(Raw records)
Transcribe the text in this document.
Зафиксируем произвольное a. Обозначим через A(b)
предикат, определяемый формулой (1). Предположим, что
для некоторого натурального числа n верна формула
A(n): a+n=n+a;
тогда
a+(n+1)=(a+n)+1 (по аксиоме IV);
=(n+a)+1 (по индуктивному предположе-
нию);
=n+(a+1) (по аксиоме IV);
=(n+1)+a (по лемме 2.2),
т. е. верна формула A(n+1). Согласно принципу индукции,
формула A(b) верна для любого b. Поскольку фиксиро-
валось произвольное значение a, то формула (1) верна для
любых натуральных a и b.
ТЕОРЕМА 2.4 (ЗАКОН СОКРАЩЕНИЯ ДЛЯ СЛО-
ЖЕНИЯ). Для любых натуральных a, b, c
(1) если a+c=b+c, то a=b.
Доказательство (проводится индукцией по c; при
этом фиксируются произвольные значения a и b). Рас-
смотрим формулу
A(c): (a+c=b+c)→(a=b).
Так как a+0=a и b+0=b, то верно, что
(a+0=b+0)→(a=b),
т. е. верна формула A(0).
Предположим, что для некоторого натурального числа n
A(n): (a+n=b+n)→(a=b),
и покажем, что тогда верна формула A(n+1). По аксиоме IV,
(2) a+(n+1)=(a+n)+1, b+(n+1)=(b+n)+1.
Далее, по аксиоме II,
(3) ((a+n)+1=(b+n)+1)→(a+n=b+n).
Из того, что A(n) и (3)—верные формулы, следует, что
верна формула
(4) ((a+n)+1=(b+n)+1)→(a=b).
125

WORK TO COMPLETE:
Show every line that contains the word "произвольное".

RESULT OF THE TASK:
Зафиксируем произвольное a. Обозначим через A(b)
валось произвольное значение a, то формула (1) верна для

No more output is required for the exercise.